++++ Dataset rows

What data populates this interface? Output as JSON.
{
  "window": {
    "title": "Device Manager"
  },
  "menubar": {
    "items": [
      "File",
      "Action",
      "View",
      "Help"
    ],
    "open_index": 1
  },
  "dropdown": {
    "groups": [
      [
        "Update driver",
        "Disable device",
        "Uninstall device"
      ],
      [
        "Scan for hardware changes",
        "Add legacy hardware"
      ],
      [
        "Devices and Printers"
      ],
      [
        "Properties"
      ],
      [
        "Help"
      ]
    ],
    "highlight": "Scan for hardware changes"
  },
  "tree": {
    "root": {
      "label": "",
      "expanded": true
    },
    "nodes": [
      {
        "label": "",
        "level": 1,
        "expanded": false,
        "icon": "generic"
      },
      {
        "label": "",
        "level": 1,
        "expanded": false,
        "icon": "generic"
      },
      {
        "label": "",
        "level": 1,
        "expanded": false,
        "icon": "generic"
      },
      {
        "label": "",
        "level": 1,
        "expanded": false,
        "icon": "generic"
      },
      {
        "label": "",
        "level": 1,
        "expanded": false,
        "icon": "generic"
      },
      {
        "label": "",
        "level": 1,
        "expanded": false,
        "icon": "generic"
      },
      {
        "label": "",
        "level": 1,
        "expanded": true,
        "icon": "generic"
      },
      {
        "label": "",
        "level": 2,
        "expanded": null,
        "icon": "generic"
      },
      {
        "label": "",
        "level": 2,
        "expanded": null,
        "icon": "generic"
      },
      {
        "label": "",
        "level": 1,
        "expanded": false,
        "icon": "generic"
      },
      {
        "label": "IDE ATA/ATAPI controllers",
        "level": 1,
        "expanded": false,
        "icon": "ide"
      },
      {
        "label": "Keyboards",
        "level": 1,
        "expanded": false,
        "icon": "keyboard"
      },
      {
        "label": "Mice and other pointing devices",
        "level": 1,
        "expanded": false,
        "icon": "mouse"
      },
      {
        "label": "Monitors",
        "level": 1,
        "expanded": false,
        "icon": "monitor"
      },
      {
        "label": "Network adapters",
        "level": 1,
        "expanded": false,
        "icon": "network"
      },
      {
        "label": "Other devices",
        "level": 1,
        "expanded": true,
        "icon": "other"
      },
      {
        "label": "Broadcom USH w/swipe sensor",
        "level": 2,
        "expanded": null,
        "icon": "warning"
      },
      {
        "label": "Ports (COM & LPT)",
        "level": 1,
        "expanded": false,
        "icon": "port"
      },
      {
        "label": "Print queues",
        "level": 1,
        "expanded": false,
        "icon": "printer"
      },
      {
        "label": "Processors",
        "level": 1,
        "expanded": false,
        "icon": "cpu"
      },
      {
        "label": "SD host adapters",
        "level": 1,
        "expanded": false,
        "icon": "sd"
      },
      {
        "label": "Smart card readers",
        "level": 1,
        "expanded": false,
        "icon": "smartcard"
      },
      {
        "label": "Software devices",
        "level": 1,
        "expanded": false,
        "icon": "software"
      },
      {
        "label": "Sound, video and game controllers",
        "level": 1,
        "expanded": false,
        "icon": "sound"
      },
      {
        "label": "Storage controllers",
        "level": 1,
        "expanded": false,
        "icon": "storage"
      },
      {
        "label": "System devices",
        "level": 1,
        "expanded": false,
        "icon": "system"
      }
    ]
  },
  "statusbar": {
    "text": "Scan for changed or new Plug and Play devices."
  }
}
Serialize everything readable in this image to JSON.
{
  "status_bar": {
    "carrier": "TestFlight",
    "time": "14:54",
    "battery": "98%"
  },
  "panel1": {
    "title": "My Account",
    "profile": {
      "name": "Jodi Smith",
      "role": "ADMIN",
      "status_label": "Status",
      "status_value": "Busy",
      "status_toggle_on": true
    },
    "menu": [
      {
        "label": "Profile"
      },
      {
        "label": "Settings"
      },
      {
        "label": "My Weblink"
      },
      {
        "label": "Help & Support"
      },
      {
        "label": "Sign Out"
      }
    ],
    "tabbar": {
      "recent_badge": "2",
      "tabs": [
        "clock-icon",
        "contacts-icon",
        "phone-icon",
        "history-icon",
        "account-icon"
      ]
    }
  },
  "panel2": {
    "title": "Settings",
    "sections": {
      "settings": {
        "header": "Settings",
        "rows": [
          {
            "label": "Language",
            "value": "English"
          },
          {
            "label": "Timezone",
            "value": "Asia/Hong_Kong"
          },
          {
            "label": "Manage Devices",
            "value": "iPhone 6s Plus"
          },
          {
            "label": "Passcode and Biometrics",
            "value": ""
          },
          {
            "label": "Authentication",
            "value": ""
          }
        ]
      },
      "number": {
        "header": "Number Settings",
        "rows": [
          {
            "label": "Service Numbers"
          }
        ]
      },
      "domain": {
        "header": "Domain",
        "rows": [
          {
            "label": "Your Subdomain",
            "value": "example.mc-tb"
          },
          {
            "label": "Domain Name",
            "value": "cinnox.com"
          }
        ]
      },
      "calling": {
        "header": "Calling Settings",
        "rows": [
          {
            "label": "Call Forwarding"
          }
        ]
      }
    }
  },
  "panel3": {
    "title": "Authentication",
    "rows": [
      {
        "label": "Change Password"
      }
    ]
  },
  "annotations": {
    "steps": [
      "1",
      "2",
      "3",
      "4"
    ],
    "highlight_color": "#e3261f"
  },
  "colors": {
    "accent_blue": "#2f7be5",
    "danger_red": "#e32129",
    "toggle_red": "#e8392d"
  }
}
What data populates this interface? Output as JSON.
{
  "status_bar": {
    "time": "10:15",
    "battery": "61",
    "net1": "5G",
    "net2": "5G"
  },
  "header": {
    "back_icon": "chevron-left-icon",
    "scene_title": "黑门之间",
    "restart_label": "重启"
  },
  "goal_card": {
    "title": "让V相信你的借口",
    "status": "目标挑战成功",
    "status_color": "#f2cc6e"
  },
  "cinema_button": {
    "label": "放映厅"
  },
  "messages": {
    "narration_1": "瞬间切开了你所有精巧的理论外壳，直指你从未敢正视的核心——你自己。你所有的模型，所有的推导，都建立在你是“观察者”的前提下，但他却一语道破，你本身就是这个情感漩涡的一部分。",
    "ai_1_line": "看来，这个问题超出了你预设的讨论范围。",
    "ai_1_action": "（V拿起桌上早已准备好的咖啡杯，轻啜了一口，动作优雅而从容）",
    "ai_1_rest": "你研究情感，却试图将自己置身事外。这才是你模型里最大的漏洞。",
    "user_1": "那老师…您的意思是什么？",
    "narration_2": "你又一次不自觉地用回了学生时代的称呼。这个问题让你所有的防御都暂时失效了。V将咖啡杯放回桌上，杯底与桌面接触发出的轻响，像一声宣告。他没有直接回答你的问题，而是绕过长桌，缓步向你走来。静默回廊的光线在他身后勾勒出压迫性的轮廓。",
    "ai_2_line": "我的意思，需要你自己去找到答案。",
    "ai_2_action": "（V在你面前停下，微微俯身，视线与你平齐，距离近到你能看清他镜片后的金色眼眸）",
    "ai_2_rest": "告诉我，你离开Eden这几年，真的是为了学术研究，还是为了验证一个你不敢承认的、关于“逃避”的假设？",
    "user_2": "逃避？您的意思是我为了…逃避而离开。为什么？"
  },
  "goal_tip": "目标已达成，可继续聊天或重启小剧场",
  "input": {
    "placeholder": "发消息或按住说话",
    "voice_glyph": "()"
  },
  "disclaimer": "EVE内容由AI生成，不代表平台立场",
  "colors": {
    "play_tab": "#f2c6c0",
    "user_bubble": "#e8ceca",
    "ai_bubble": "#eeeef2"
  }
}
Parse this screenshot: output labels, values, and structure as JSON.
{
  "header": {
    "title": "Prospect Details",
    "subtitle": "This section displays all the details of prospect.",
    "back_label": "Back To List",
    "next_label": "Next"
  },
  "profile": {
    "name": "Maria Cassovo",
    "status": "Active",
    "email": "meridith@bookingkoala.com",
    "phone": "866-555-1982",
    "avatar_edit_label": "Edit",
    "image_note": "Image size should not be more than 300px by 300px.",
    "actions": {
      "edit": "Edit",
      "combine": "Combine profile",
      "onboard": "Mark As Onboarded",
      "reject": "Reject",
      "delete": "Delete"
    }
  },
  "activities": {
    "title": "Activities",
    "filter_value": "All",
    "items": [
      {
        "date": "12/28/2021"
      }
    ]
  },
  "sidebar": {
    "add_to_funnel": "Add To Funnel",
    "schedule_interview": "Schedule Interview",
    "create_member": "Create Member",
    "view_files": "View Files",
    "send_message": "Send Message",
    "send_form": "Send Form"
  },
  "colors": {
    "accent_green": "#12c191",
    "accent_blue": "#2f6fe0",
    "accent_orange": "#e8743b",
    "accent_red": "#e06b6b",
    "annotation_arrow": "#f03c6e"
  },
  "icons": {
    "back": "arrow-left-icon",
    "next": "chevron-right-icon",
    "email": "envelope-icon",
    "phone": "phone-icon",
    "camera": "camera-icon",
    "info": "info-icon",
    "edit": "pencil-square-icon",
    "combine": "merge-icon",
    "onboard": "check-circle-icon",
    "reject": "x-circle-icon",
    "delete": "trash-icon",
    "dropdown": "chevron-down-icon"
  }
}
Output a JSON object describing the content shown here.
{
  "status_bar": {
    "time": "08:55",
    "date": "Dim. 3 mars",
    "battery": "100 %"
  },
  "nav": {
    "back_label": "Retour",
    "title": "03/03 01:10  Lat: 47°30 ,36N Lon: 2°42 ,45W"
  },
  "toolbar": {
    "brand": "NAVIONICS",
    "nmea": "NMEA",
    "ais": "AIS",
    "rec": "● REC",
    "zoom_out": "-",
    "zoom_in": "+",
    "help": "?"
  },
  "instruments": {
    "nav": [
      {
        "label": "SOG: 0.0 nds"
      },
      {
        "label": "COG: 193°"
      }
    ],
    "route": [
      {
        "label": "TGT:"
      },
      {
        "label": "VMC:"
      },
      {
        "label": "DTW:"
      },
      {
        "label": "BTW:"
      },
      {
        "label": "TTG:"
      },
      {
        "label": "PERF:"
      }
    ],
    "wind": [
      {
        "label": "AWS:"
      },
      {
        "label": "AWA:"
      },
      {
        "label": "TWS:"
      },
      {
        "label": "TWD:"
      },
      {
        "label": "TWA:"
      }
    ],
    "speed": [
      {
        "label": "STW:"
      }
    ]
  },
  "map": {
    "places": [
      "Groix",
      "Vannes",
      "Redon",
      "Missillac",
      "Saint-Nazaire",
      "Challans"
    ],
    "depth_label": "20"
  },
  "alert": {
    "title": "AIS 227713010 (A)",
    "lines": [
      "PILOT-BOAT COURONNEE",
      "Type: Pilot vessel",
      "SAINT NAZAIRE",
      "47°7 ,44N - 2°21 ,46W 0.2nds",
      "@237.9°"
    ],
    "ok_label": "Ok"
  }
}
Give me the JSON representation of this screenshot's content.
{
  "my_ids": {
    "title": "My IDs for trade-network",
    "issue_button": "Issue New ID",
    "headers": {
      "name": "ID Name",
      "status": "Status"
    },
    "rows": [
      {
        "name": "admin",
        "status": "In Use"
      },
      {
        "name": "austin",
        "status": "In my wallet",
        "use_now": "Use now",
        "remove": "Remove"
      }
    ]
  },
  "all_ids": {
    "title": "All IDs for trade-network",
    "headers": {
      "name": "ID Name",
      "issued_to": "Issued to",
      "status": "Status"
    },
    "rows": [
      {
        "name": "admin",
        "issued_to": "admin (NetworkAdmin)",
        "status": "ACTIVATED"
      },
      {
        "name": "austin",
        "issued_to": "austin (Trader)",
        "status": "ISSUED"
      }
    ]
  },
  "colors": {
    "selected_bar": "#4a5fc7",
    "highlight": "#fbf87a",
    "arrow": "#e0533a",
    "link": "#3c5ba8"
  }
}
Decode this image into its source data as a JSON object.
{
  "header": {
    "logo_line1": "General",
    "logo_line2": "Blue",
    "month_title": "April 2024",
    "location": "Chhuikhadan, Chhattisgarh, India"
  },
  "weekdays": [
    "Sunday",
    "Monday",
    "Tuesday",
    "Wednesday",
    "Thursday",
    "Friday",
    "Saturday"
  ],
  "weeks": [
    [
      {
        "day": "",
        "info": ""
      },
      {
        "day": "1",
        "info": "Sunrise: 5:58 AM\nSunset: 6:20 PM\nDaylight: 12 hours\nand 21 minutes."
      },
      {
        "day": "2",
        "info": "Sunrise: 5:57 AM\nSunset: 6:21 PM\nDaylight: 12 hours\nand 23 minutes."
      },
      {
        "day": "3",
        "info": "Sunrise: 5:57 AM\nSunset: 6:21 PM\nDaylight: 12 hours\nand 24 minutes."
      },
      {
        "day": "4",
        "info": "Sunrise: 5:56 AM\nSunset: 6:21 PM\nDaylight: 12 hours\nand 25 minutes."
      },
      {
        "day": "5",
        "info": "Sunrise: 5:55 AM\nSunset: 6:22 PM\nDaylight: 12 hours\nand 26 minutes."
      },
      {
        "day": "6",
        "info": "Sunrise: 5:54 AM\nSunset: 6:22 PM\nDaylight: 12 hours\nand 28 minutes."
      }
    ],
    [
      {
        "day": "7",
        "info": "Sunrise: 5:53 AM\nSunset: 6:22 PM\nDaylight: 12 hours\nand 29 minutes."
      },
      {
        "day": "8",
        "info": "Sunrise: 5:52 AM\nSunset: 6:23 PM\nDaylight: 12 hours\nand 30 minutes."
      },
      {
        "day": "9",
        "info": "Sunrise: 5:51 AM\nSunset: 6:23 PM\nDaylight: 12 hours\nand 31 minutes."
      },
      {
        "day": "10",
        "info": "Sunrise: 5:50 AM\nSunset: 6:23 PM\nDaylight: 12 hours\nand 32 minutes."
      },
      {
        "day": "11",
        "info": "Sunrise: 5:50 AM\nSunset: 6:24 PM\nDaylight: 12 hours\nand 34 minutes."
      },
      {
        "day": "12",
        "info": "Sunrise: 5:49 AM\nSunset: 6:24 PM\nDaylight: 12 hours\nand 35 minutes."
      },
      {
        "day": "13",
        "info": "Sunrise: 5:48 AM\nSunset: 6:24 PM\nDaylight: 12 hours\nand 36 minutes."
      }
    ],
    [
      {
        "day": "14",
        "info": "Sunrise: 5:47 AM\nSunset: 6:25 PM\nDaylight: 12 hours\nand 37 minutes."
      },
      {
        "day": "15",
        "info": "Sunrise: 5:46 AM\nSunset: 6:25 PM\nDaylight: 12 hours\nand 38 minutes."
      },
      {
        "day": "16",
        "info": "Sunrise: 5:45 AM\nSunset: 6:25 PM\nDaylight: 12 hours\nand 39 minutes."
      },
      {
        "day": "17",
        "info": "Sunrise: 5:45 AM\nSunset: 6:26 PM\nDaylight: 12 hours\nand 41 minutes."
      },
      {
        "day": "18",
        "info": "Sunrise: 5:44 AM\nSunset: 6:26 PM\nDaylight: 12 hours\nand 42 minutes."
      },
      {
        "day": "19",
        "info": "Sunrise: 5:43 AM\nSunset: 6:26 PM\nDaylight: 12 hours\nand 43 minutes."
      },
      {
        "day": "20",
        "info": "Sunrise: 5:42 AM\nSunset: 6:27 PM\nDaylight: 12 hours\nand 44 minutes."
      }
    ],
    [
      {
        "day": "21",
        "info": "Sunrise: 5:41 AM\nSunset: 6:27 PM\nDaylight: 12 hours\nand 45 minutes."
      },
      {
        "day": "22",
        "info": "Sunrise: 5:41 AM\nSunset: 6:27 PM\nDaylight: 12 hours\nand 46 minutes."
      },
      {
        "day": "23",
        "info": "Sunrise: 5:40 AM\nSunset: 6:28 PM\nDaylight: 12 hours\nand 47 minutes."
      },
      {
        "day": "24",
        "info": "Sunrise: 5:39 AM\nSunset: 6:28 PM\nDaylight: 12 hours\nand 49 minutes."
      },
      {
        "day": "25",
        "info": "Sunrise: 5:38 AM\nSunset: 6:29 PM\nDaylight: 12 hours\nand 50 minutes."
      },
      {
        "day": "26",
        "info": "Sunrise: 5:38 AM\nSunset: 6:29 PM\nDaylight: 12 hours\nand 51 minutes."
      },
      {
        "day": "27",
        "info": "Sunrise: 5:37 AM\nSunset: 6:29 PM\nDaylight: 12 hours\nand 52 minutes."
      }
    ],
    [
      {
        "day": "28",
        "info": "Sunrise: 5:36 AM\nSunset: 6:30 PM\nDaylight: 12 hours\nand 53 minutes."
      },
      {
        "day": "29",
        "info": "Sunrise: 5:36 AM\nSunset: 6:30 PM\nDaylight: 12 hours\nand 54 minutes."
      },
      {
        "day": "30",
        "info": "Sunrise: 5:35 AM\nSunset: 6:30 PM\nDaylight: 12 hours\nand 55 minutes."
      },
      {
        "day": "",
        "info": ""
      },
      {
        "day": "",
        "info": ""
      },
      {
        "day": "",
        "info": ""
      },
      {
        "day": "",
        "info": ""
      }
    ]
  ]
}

++++++++

Problem requirements: Tally the lines above that contain the word "Authentication", and reply with only the number.

Task answer: 2